Directions for this task: Write the data out again, character for character, with no images.

Available data:
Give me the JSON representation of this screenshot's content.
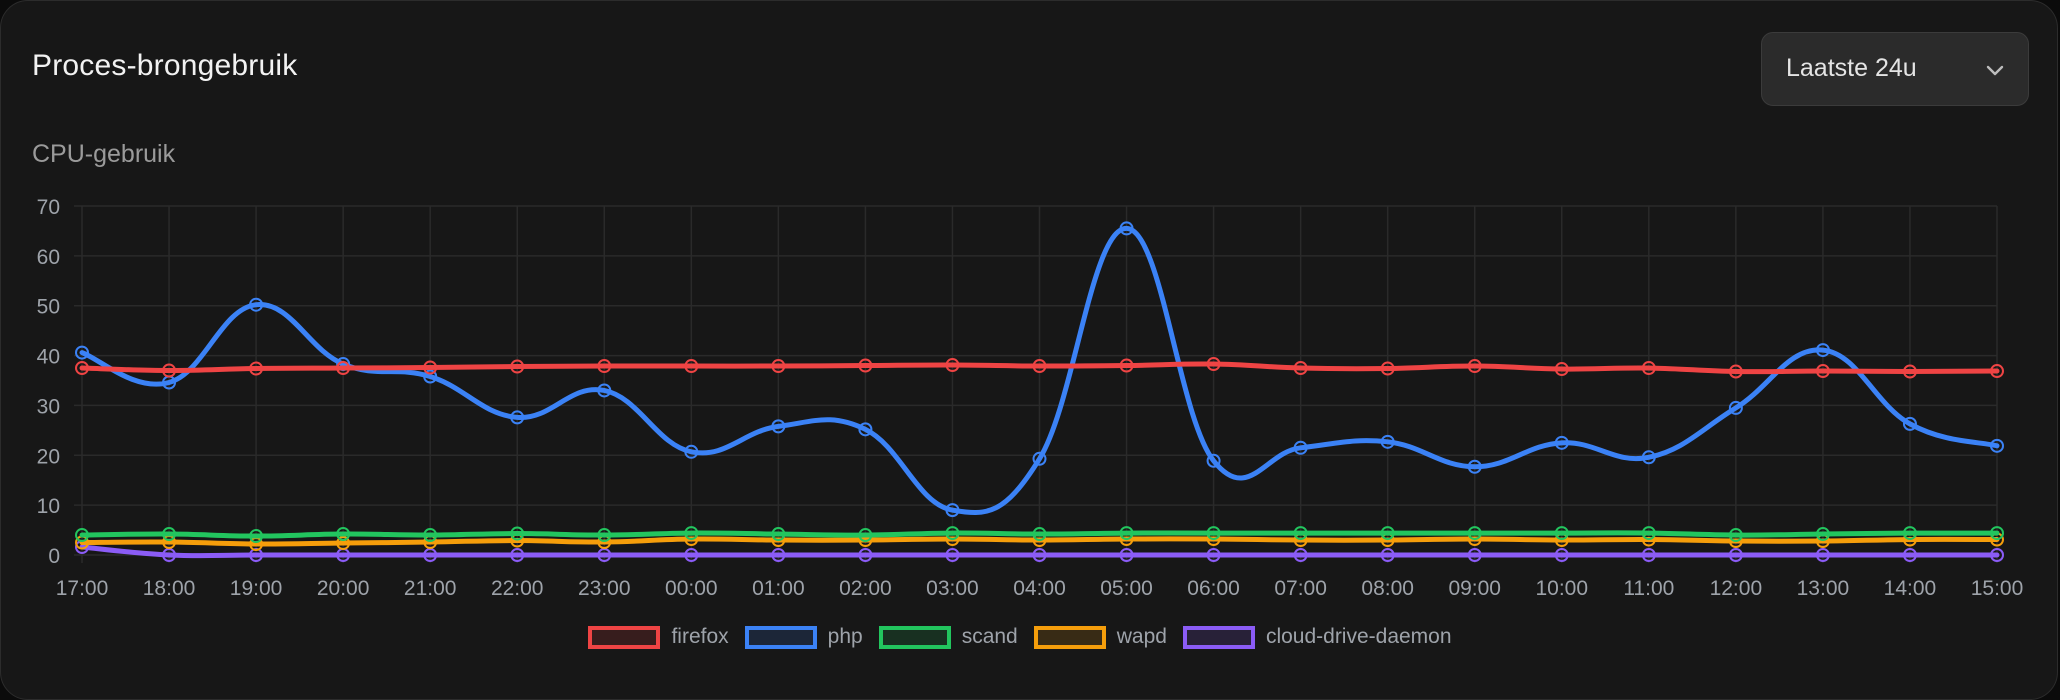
{
  "header": {
    "title": "Proces-brongebruik",
    "range_select": {
      "value": "Laatste 24u",
      "icon": "chevron-down-icon"
    }
  },
  "chart_section": {
    "subtitle": "CPU-gebruik"
  },
  "chart_data": {
    "type": "line",
    "title": "CPU-gebruik",
    "xlabel": "",
    "ylabel": "",
    "ylim": [
      0,
      70
    ],
    "yticks": [
      0,
      10,
      20,
      30,
      40,
      50,
      60,
      70
    ],
    "grid": true,
    "legend_position": "bottom",
    "categories": [
      "17:00",
      "18:00",
      "19:00",
      "20:00",
      "21:00",
      "22:00",
      "23:00",
      "00:00",
      "01:00",
      "02:00",
      "03:00",
      "04:00",
      "05:00",
      "06:00",
      "07:00",
      "08:00",
      "09:00",
      "10:00",
      "11:00",
      "12:00",
      "13:00",
      "14:00",
      "15:00"
    ],
    "series": [
      {
        "name": "firefox",
        "color": "#ef4444",
        "values": [
          37.5,
          37.0,
          37.4,
          37.5,
          37.6,
          37.8,
          37.9,
          37.9,
          37.9,
          38.0,
          38.1,
          37.9,
          38.0,
          38.3,
          37.5,
          37.4,
          37.9,
          37.3,
          37.5,
          36.8,
          36.9,
          36.8,
          36.9
        ]
      },
      {
        "name": "php",
        "color": "#3b82f6",
        "values": [
          40.6,
          34.6,
          50.2,
          38.3,
          35.8,
          27.6,
          33.0,
          20.7,
          25.8,
          25.2,
          9.0,
          19.3,
          65.5,
          18.9,
          21.5,
          22.7,
          17.7,
          22.5,
          19.6,
          29.5,
          41.1,
          26.3,
          21.9
        ]
      },
      {
        "name": "scand",
        "color": "#22c55e",
        "values": [
          4.0,
          4.2,
          3.8,
          4.2,
          4.0,
          4.3,
          4.0,
          4.4,
          4.2,
          4.0,
          4.4,
          4.2,
          4.4,
          4.4,
          4.4,
          4.4,
          4.4,
          4.4,
          4.4,
          4.0,
          4.2,
          4.4,
          4.4
        ]
      },
      {
        "name": "wapd",
        "color": "#f59e0b",
        "values": [
          2.5,
          2.6,
          2.2,
          2.4,
          2.6,
          2.9,
          2.6,
          3.2,
          3.0,
          3.0,
          3.2,
          3.0,
          3.2,
          3.2,
          3.0,
          3.0,
          3.2,
          3.0,
          3.1,
          2.8,
          2.8,
          3.1,
          3.1
        ]
      },
      {
        "name": "cloud-drive-daemon",
        "color": "#8b5cf6",
        "values": [
          1.6,
          0,
          0,
          0,
          0,
          0,
          0,
          0,
          0,
          0,
          0,
          0,
          0,
          0,
          0,
          0,
          0,
          0,
          0,
          0,
          0,
          0,
          0
        ]
      }
    ]
  },
  "colors": {
    "card_bg": "#171717",
    "grid": "#2a2a2a",
    "tick_label": "#9ea3aa"
  }
}
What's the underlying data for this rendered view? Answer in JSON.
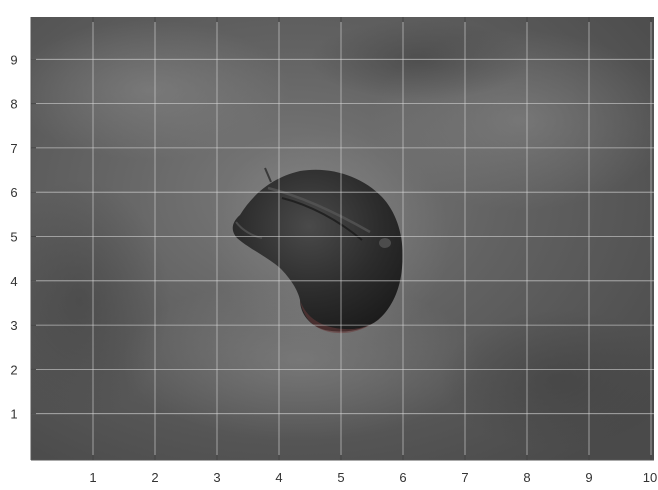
{
  "chart_data": {
    "type": "image",
    "xlabel": "",
    "ylabel": "",
    "xlim": [
      0,
      10
    ],
    "ylim": [
      0,
      10
    ],
    "xticks": [
      1,
      2,
      3,
      4,
      5,
      6,
      7,
      8,
      9,
      10
    ],
    "yticks": [
      1,
      2,
      3,
      4,
      5,
      6,
      7,
      8,
      9
    ],
    "grid": true,
    "colors": {
      "background": "#5d5d5d",
      "object": "#2a2a2a",
      "grid": "#d8d8d8",
      "text": "#333333"
    },
    "image_subject": "dark-object-icon"
  }
}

Full output:
Give me the JSON representation of this screenshot's content.
{
  "header": {
    "title": "Proces-brongebruik",
    "range_select": {
      "value": "Laatste 24u",
      "icon": "chevron-down-icon"
    }
  },
  "chart_section": {
    "subtitle": "CPU-gebruik"
  },
  "chart_data": {
    "type": "line",
    "title": "CPU-gebruik",
    "xlabel": "",
    "ylabel": "",
    "ylim": [
      0,
      70
    ],
    "yticks": [
      0,
      10,
      20,
      30,
      40,
      50,
      60,
      70
    ],
    "grid": true,
    "legend_position": "bottom",
    "categories": [
      "17:00",
      "18:00",
      "19:00",
      "20:00",
      "21:00",
      "22:00",
      "23:00",
      "00:00",
      "01:00",
      "02:00",
      "03:00",
      "04:00",
      "05:00",
      "06:00",
      "07:00",
      "08:00",
      "09:00",
      "10:00",
      "11:00",
      "12:00",
      "13:00",
      "14:00",
      "15:00"
    ],
    "series": [
      {
        "name": "firefox",
        "color": "#ef4444",
        "values": [
          37.5,
          37.0,
          37.4,
          37.5,
          37.6,
          37.8,
          37.9,
          37.9,
          37.9,
          38.0,
          38.1,
          37.9,
          38.0,
          38.3,
          37.5,
          37.4,
          37.9,
          37.3,
          37.5,
          36.8,
          36.9,
          36.8,
          36.9
        ]
      },
      {
        "name": "php",
        "color": "#3b82f6",
        "values": [
          40.6,
          34.6,
          50.2,
          38.3,
          35.8,
          27.6,
          33.0,
          20.7,
          25.8,
          25.2,
          9.0,
          19.3,
          65.5,
          18.9,
          21.5,
          22.7,
          17.7,
          22.5,
          19.6,
          29.5,
          41.1,
          26.3,
          21.9
        ]
      },
      {
        "name": "scand",
        "color": "#22c55e",
        "values": [
          4.0,
          4.2,
          3.8,
          4.2,
          4.0,
          4.3,
          4.0,
          4.4,
          4.2,
          4.0,
          4.4,
          4.2,
          4.4,
          4.4,
          4.4,
          4.4,
          4.4,
          4.4,
          4.4,
          4.0,
          4.2,
          4.4,
          4.4
        ]
      },
      {
        "name": "wapd",
        "color": "#f59e0b",
        "values": [
          2.5,
          2.6,
          2.2,
          2.4,
          2.6,
          2.9,
          2.6,
          3.2,
          3.0,
          3.0,
          3.2,
          3.0,
          3.2,
          3.2,
          3.0,
          3.0,
          3.2,
          3.0,
          3.1,
          2.8,
          2.8,
          3.1,
          3.1
        ]
      },
      {
        "name": "cloud-drive-daemon",
        "color": "#8b5cf6",
        "values": [
          1.6,
          0,
          0,
          0,
          0,
          0,
          0,
          0,
          0,
          0,
          0,
          0,
          0,
          0,
          0,
          0,
          0,
          0,
          0,
          0,
          0,
          0,
          0
        ]
      }
    ]
  },
  "colors": {
    "card_bg": "#171717",
    "grid": "#2a2a2a",
    "tick_label": "#9ea3aa"
  }
}
What's the underlying data for this rendered view? Answer in JSON.
{
  "chart_data": {
    "type": "image",
    "xlabel": "",
    "ylabel": "",
    "xlim": [
      0,
      10
    ],
    "ylim": [
      0,
      10
    ],
    "xticks": [
      1,
      2,
      3,
      4,
      5,
      6,
      7,
      8,
      9,
      10
    ],
    "yticks": [
      1,
      2,
      3,
      4,
      5,
      6,
      7,
      8,
      9
    ],
    "grid": true,
    "colors": {
      "background": "#5d5d5d",
      "object": "#2a2a2a",
      "grid": "#d8d8d8",
      "text": "#333333"
    },
    "image_subject": "dark-object-icon"
  }
}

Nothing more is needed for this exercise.